__GIVEN DATA__:
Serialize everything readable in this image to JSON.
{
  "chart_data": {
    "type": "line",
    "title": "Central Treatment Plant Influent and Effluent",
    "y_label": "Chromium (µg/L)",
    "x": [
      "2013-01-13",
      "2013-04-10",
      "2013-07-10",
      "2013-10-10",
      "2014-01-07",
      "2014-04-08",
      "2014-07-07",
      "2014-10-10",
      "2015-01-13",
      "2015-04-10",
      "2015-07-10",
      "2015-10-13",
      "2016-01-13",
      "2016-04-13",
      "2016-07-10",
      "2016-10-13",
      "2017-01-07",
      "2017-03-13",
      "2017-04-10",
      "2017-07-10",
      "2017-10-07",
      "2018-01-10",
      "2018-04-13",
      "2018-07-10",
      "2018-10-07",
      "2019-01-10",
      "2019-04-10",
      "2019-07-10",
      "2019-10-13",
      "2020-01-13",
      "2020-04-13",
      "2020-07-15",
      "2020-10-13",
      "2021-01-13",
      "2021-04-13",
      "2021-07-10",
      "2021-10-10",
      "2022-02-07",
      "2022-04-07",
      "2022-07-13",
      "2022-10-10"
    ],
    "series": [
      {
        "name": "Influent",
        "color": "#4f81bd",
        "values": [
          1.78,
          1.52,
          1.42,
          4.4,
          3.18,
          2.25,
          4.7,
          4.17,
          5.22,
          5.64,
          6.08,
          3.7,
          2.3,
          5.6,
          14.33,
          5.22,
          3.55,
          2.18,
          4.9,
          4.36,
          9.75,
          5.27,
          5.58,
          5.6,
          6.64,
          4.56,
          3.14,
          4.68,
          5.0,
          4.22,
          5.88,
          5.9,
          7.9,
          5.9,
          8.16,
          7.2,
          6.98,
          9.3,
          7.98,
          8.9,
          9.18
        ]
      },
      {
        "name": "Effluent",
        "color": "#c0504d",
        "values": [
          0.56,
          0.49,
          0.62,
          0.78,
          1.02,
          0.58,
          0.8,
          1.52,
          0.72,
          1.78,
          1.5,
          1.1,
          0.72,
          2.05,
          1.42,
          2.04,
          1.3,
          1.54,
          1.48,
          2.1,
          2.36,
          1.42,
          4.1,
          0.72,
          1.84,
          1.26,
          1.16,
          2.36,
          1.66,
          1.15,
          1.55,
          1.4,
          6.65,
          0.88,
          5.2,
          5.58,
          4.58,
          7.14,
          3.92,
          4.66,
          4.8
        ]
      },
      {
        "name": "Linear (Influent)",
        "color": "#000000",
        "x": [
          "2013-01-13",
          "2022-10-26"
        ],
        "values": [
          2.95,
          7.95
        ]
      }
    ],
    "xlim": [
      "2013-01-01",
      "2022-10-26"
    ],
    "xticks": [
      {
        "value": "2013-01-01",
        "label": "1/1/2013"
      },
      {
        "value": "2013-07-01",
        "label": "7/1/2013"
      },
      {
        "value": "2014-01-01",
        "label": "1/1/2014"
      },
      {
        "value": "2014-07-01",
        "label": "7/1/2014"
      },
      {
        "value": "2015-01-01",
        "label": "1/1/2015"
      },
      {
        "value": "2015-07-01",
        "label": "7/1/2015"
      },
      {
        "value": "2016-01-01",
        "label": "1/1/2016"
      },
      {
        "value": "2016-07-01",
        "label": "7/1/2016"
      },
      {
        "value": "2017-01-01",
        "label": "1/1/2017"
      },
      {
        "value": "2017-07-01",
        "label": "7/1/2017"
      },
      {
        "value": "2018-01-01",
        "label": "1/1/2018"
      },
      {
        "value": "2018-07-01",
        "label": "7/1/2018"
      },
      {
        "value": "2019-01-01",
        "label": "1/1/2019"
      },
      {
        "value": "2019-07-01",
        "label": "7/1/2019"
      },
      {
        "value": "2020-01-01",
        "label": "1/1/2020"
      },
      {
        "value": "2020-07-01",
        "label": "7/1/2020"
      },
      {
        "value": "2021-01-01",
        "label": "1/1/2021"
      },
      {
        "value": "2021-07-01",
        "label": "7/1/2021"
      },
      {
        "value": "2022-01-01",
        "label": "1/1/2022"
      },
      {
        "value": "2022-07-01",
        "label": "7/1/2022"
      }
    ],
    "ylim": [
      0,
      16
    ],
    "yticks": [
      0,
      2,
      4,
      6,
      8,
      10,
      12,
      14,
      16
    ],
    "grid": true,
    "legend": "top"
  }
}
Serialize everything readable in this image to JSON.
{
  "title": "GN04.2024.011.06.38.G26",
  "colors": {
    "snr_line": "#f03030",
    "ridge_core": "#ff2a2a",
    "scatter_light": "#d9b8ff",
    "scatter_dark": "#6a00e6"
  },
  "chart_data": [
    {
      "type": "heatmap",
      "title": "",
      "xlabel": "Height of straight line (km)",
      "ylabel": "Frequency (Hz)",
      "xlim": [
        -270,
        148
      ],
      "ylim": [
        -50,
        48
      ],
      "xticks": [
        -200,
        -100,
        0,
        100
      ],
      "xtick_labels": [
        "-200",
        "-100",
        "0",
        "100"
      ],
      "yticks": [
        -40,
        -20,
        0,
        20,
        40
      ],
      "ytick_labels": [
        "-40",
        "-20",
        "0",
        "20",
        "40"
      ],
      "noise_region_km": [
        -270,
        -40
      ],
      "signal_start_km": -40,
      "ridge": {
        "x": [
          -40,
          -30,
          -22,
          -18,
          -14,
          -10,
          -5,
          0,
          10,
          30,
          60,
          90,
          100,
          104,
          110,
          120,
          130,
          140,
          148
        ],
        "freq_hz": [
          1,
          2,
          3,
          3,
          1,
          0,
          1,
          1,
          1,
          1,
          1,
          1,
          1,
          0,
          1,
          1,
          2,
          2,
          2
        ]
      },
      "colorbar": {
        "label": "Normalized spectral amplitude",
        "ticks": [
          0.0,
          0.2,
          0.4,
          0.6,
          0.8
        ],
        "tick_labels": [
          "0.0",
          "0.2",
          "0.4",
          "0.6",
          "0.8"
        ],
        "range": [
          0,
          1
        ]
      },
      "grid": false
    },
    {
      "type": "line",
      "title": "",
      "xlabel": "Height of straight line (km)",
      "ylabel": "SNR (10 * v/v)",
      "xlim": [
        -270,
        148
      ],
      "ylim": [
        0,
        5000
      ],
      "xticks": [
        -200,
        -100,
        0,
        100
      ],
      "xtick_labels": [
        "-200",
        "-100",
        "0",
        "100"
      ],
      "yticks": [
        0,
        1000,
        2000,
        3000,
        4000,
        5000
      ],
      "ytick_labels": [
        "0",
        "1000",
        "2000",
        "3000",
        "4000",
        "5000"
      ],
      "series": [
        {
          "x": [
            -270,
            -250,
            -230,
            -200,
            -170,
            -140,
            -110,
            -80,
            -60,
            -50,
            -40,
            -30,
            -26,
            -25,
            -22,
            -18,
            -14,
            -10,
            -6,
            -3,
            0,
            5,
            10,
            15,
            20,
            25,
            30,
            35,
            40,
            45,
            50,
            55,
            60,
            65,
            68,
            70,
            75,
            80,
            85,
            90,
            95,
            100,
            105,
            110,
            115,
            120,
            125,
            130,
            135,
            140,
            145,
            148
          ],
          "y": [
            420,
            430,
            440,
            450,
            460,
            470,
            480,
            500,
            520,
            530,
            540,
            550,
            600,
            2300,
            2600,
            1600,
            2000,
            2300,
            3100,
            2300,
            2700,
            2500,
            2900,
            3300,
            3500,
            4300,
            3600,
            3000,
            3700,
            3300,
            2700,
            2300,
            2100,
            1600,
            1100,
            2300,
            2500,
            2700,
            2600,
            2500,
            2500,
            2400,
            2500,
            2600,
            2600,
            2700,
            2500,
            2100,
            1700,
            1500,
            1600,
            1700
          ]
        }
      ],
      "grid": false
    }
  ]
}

__WHAT NEEDS TO BE DONE__:
Faithfully transcribe the whole of the data.

__TASK SOLUTION__:
Serialize everything readable in this image to JSON.
{
  "chart_data": {
    "type": "line",
    "title": "Central Treatment Plant Influent and Effluent",
    "y_label": "Chromium (µg/L)",
    "x": [
      "2013-01-13",
      "2013-04-10",
      "2013-07-10",
      "2013-10-10",
      "2014-01-07",
      "2014-04-08",
      "2014-07-07",
      "2014-10-10",
      "2015-01-13",
      "2015-04-10",
      "2015-07-10",
      "2015-10-13",
      "2016-01-13",
      "2016-04-13",
      "2016-07-10",
      "2016-10-13",
      "2017-01-07",
      "2017-03-13",
      "2017-04-10",
      "2017-07-10",
      "2017-10-07",
      "2018-01-10",
      "2018-04-13",
      "2018-07-10",
      "2018-10-07",
      "2019-01-10",
      "2019-04-10",
      "2019-07-10",
      "2019-10-13",
      "2020-01-13",
      "2020-04-13",
      "2020-07-15",
      "2020-10-13",
      "2021-01-13",
      "2021-04-13",
      "2021-07-10",
      "2021-10-10",
      "2022-02-07",
      "2022-04-07",
      "2022-07-13",
      "2022-10-10"
    ],
    "series": [
      {
        "name": "Influent",
        "color": "#4f81bd",
        "values": [
          1.78,
          1.52,
          1.42,
          4.4,
          3.18,
          2.25,
          4.7,
          4.17,
          5.22,
          5.64,
          6.08,
          3.7,
          2.3,
          5.6,
          14.33,
          5.22,
          3.55,
          2.18,
          4.9,
          4.36,
          9.75,
          5.27,
          5.58,
          5.6,
          6.64,
          4.56,
          3.14,
          4.68,
          5.0,
          4.22,
          5.88,
          5.9,
          7.9,
          5.9,
          8.16,
          7.2,
          6.98,
          9.3,
          7.98,
          8.9,
          9.18
        ]
      },
      {
        "name": "Effluent",
        "color": "#c0504d",
        "values": [
          0.56,
          0.49,
          0.62,
          0.78,
          1.02,
          0.58,
          0.8,
          1.52,
          0.72,
          1.78,
          1.5,
          1.1,
          0.72,
          2.05,
          1.42,
          2.04,
          1.3,
          1.54,
          1.48,
          2.1,
          2.36,
          1.42,
          4.1,
          0.72,
          1.84,
          1.26,
          1.16,
          2.36,
          1.66,
          1.15,
          1.55,
          1.4,
          6.65,
          0.88,
          5.2,
          5.58,
          4.58,
          7.14,
          3.92,
          4.66,
          4.8
        ]
      },
      {
        "name": "Linear (Influent)",
        "color": "#000000",
        "x": [
          "2013-01-13",
          "2022-10-26"
        ],
        "values": [
          2.95,
          7.95
        ]
      }
    ],
    "xlim": [
      "2013-01-01",
      "2022-10-26"
    ],
    "xticks": [
      {
        "value": "2013-01-01",
        "label": "1/1/2013"
      },
      {
        "value": "2013-07-01",
        "label": "7/1/2013"
      },
      {
        "value": "2014-01-01",
        "label": "1/1/2014"
      },
      {
        "value": "2014-07-01",
        "label": "7/1/2014"
      },
      {
        "value": "2015-01-01",
        "label": "1/1/2015"
      },
      {
        "value": "2015-07-01",
        "label": "7/1/2015"
      },
      {
        "value": "2016-01-01",
        "label": "1/1/2016"
      },
      {
        "value": "2016-07-01",
        "label": "7/1/2016"
      },
      {
        "value": "2017-01-01",
        "label": "1/1/2017"
      },
      {
        "value": "2017-07-01",
        "label": "7/1/2017"
      },
      {
        "value": "2018-01-01",
        "label": "1/1/2018"
      },
      {
        "value": "2018-07-01",
        "label": "7/1/2018"
      },
      {
        "value": "2019-01-01",
        "label": "1/1/2019"
      },
      {
        "value": "2019-07-01",
        "label": "7/1/2019"
      },
      {
        "value": "2020-01-01",
        "label": "1/1/2020"
      },
      {
        "value": "2020-07-01",
        "label": "7/1/2020"
      },
      {
        "value": "2021-01-01",
        "label": "1/1/2021"
      },
      {
        "value": "2021-07-01",
        "label": "7/1/2021"
      },
      {
        "value": "2022-01-01",
        "label": "1/1/2022"
      },
      {
        "value": "2022-07-01",
        "label": "7/1/2022"
      }
    ],
    "ylim": [
      0,
      16
    ],
    "yticks": [
      0,
      2,
      4,
      6,
      8,
      10,
      12,
      14,
      16
    ],
    "grid": true,
    "legend": "top"
  }
}
Serialize everything readable in this image to JSON.
{
  "title": "GN04.2024.011.06.38.G26",
  "colors": {
    "snr_line": "#f03030",
    "ridge_core": "#ff2a2a",
    "scatter_light": "#d9b8ff",
    "scatter_dark": "#6a00e6"
  },
  "chart_data": [
    {
      "type": "heatmap",
      "title": "",
      "xlabel": "Height of straight line (km)",
      "ylabel": "Frequency (Hz)",
      "xlim": [
        -270,
        148
      ],
      "ylim": [
        -50,
        48
      ],
      "xticks": [
        -200,
        -100,
        0,
        100
      ],
      "xtick_labels": [
        "-200",
        "-100",
        "0",
        "100"
      ],
      "yticks": [
        -40,
        -20,
        0,
        20,
        40
      ],
      "ytick_labels": [
        "-40",
        "-20",
        "0",
        "20",
        "40"
      ],
      "noise_region_km": [
        -270,
        -40
      ],
      "signal_start_km": -40,
      "ridge": {
        "x": [
          -40,
          -30,
          -22,
          -18,
          -14,
          -10,
          -5,
          0,
          10,
          30,
          60,
          90,
          100,
          104,
          110,
          120,
          130,
          140,
          148
        ],
        "freq_hz": [
          1,
          2,
          3,
          3,
          1,
          0,
          1,
          1,
          1,
          1,
          1,
          1,
          1,
          0,
          1,
          1,
          2,
          2,
          2
        ]
      },
      "colorbar": {
        "label": "Normalized spectral amplitude",
        "ticks": [
          0.0,
          0.2,
          0.4,
          0.6,
          0.8
        ],
        "tick_labels": [
          "0.0",
          "0.2",
          "0.4",
          "0.6",
          "0.8"
        ],
        "range": [
          0,
          1
        ]
      },
      "grid": false
    },
    {
      "type": "line",
      "title": "",
      "xlabel": "Height of straight line (km)",
      "ylabel": "SNR (10 * v/v)",
      "xlim": [
        -270,
        148
      ],
      "ylim": [
        0,
        5000
      ],
      "xticks": [
        -200,
        -100,
        0,
        100
      ],
      "xtick_labels": [
        "-200",
        "-100",
        "0",
        "100"
      ],
      "yticks": [
        0,
        1000,
        2000,
        3000,
        4000,
        5000
      ],
      "ytick_labels": [
        "0",
        "1000",
        "2000",
        "3000",
        "4000",
        "5000"
      ],
      "series": [
        {
          "x": [
            -270,
            -250,
            -230,
            -200,
            -170,
            -140,
            -110,
            -80,
            -60,
            -50,
            -40,
            -30,
            -26,
            -25,
            -22,
            -18,
            -14,
            -10,
            -6,
            -3,
            0,
            5,
            10,
            15,
            20,
            25,
            30,
            35,
            40,
            45,
            50,
            55,
            60,
            65,
            68,
            70,
            75,
            80,
            85,
            90,
            95,
            100,
            105,
            110,
            115,
            120,
            125,
            130,
            135,
            140,
            145,
            148
          ],
          "y": [
            420,
            430,
            440,
            450,
            460,
            470,
            480,
            500,
            520,
            530,
            540,
            550,
            600,
            2300,
            2600,
            1600,
            2000,
            2300,
            3100,
            2300,
            2700,
            2500,
            2900,
            3300,
            3500,
            4300,
            3600,
            3000,
            3700,
            3300,
            2700,
            2300,
            2100,
            1600,
            1100,
            2300,
            2500,
            2700,
            2600,
            2500,
            2500,
            2400,
            2500,
            2600,
            2600,
            2700,
            2500,
            2100,
            1700,
            1500,
            1600,
            1700
          ]
        }
      ],
      "grid": false
    }
  ]
}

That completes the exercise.